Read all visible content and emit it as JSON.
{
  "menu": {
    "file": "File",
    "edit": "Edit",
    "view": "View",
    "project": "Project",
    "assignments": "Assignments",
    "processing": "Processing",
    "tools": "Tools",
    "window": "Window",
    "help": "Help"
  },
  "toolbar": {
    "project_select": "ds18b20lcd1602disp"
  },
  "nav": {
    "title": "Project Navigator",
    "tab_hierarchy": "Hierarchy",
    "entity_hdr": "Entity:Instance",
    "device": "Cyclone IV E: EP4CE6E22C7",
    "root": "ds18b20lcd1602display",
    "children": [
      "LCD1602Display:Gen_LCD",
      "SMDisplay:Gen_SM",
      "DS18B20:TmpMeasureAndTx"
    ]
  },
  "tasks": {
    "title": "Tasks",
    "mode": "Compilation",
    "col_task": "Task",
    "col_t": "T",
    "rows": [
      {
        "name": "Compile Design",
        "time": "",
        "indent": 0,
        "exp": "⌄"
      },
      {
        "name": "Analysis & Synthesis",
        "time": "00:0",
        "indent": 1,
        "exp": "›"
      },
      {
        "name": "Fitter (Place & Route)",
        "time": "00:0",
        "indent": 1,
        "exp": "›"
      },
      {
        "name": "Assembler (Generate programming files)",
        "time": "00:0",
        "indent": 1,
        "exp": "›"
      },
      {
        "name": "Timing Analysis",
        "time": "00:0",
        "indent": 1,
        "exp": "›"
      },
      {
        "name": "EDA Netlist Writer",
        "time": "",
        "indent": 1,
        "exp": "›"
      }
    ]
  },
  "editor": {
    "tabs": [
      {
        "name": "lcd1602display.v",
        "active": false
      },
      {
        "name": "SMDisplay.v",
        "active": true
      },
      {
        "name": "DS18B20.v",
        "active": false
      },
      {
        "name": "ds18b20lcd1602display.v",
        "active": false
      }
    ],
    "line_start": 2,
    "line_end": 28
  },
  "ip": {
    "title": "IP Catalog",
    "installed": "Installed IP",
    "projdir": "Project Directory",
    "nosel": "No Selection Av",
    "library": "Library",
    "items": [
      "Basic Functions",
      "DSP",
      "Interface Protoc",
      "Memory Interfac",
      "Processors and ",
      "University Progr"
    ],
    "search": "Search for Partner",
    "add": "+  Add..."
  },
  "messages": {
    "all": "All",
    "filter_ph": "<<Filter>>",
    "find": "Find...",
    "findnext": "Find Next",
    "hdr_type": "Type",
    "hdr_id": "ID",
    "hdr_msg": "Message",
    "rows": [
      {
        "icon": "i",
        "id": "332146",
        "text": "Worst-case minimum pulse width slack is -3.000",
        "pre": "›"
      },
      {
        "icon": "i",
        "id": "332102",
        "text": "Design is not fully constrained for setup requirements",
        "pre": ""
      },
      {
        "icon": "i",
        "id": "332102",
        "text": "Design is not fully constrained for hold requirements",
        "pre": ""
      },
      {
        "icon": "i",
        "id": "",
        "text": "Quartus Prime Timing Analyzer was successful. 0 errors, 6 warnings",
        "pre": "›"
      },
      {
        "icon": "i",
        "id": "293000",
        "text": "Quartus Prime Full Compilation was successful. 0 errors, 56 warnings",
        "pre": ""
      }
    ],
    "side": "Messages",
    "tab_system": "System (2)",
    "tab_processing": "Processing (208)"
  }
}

• • • • •

◆ Set problem ◆
Tally the lines of the listing that include "fully". Reply with nothing but the count.

◆ Completed task ◆
2